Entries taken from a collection
-------

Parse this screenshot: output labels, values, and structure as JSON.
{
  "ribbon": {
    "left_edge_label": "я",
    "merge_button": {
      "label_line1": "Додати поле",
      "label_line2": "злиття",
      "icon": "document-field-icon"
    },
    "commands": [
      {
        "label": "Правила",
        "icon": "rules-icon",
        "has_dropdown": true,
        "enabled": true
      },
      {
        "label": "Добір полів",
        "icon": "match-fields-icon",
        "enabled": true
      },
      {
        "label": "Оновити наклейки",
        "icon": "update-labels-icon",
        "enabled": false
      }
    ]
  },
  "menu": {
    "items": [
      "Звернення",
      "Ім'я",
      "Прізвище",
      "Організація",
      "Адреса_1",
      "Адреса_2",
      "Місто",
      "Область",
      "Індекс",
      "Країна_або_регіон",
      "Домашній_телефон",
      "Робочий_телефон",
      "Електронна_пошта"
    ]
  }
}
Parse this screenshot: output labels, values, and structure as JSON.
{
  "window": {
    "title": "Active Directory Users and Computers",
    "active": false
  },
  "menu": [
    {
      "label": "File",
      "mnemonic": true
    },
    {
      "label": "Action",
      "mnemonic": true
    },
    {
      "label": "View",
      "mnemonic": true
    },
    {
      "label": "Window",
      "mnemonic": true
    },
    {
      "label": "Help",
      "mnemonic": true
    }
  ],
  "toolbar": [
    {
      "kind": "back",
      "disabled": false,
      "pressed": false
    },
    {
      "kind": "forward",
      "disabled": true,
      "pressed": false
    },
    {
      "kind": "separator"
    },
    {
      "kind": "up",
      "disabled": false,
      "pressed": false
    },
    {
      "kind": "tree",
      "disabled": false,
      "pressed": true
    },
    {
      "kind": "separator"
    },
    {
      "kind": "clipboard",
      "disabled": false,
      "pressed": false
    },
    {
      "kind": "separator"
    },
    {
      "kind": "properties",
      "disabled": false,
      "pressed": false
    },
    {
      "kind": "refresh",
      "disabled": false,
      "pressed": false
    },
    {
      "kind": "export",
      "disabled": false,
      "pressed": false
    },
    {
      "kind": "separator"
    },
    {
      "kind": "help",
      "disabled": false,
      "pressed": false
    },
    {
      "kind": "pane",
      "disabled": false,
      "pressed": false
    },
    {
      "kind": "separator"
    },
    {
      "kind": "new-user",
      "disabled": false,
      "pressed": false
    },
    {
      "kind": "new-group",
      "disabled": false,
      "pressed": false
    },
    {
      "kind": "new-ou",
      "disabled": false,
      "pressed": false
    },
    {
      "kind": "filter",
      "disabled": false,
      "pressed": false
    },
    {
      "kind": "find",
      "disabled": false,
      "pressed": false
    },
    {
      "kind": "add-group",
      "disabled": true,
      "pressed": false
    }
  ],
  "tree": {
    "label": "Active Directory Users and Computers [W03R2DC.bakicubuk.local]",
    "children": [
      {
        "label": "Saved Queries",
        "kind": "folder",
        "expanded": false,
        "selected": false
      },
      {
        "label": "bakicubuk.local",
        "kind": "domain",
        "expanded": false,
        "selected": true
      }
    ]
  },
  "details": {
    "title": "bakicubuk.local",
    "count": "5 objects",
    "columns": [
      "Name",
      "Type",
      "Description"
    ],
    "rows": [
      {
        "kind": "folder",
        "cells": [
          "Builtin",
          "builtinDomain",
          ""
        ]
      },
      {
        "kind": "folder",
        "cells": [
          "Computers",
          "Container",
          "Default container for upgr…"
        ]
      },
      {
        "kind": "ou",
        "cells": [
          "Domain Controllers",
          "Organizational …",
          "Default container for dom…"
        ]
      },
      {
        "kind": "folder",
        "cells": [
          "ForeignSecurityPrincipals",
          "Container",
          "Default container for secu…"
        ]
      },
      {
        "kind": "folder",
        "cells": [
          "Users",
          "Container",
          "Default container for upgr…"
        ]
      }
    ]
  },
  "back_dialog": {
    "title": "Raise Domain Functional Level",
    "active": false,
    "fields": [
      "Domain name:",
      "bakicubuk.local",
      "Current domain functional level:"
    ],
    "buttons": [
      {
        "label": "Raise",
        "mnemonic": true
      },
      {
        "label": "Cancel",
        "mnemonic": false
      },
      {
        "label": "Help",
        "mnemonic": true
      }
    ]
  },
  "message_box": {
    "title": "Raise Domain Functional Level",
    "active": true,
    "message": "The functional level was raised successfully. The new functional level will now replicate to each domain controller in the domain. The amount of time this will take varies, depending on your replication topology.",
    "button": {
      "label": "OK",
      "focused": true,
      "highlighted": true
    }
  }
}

-------

TASK GOAL:
Can you give every line above again, exactly as written?

ANSWER:
Parse this screenshot: output labels, values, and structure as JSON.
{
  "ribbon": {
    "left_edge_label": "я",
    "merge_button": {
      "label_line1": "Додати поле",
      "label_line2": "злиття",
      "icon": "document-field-icon"
    },
    "commands": [
      {
        "label": "Правила",
        "icon": "rules-icon",
        "has_dropdown": true,
        "enabled": true
      },
      {
        "label": "Добір полів",
        "icon": "match-fields-icon",
        "enabled": true
      },
      {
        "label": "Оновити наклейки",
        "icon": "update-labels-icon",
        "enabled": false
      }
    ]
  },
  "menu": {
    "items": [
      "Звернення",
      "Ім'я",
      "Прізвище",
      "Організація",
      "Адреса_1",
      "Адреса_2",
      "Місто",
      "Область",
      "Індекс",
      "Країна_або_регіон",
      "Домашній_телефон",
      "Робочий_телефон",
      "Електронна_пошта"
    ]
  }
}
Parse this screenshot: output labels, values, and structure as JSON.
{
  "window": {
    "title": "Active Directory Users and Computers",
    "active": false
  },
  "menu": [
    {
      "label": "File",
      "mnemonic": true
    },
    {
      "label": "Action",
      "mnemonic": true
    },
    {
      "label": "View",
      "mnemonic": true
    },
    {
      "label": "Window",
      "mnemonic": true
    },
    {
      "label": "Help",
      "mnemonic": true
    }
  ],
  "toolbar": [
    {
      "kind": "back",
      "disabled": false,
      "pressed": false
    },
    {
      "kind": "forward",
      "disabled": true,
      "pressed": false
    },
    {
      "kind": "separator"
    },
    {
      "kind": "up",
      "disabled": false,
      "pressed": false
    },
    {
      "kind": "tree",
      "disabled": false,
      "pressed": true
    },
    {
      "kind": "separator"
    },
    {
      "kind": "clipboard",
      "disabled": false,
      "pressed": false
    },
    {
      "kind": "separator"
    },
    {
      "kind": "properties",
      "disabled": false,
      "pressed": false
    },
    {
      "kind": "refresh",
      "disabled": false,
      "pressed": false
    },
    {
      "kind": "export",
      "disabled": false,
      "pressed": false
    },
    {
      "kind": "separator"
    },
    {
      "kind": "help",
      "disabled": false,
      "pressed": false
    },
    {
      "kind": "pane",
      "disabled": false,
      "pressed": false
    },
    {
      "kind": "separator"
    },
    {
      "kind": "new-user",
      "disabled": false,
      "pressed": false
    },
    {
      "kind": "new-group",
      "disabled": false,
      "pressed": false
    },
    {
      "kind": "new-ou",
      "disabled": false,
      "pressed": false
    },
    {
      "kind": "filter",
      "disabled": false,
      "pressed": false
    },
    {
      "kind": "find",
      "disabled": false,
      "pressed": false
    },
    {
      "kind": "add-group",
      "disabled": true,
      "pressed": false
    }
  ],
  "tree": {
    "label": "Active Directory Users and Computers [W03R2DC.bakicubuk.local]",
    "children": [
      {
        "label": "Saved Queries",
        "kind": "folder",
        "expanded": false,
        "selected": false
      },
      {
        "label": "bakicubuk.local",
        "kind": "domain",
        "expanded": false,
        "selected": true
      }
    ]
  },
  "details": {
    "title": "bakicubuk.local",
    "count": "5 objects",
    "columns": [
      "Name",
      "Type",
      "Description"
    ],
    "rows": [
      {
        "kind": "folder",
        "cells": [
          "Builtin",
          "builtinDomain",
          ""
        ]
      },
      {
        "kind": "folder",
        "cells": [
          "Computers",
          "Container",
          "Default container for upgr…"
        ]
      },
      {
        "kind": "ou",
        "cells": [
          "Domain Controllers",
          "Organizational …",
          "Default container for dom…"
        ]
      },
      {
        "kind": "folder",
        "cells": [
          "ForeignSecurityPrincipals",
          "Container",
          "Default container for secu…"
        ]
      },
      {
        "kind": "folder",
        "cells": [
          "Users",
          "Container",
          "Default container for upgr…"
        ]
      }
    ]
  },
  "back_dialog": {
    "title": "Raise Domain Functional Level",
    "active": false,
    "fields": [
      "Domain name:",
      "bakicubuk.local",
      "Current domain functional level:"
    ],
    "buttons": [
      {
        "label": "Raise",
        "mnemonic": true
      },
      {
        "label": "Cancel",
        "mnemonic": false
      },
      {
        "label": "Help",
        "mnemonic": true
      }
    ]
  },
  "message_box": {
    "title": "Raise Domain Functional Level",
    "active": true,
    "message": "The functional level was raised successfully. The new functional level will now replicate to each domain controller in the domain. The amount of time this will take varies, depending on your replication topology.",
    "button": {
      "label": "OK",
      "focused": true,
      "highlighted": true
    }
  }
}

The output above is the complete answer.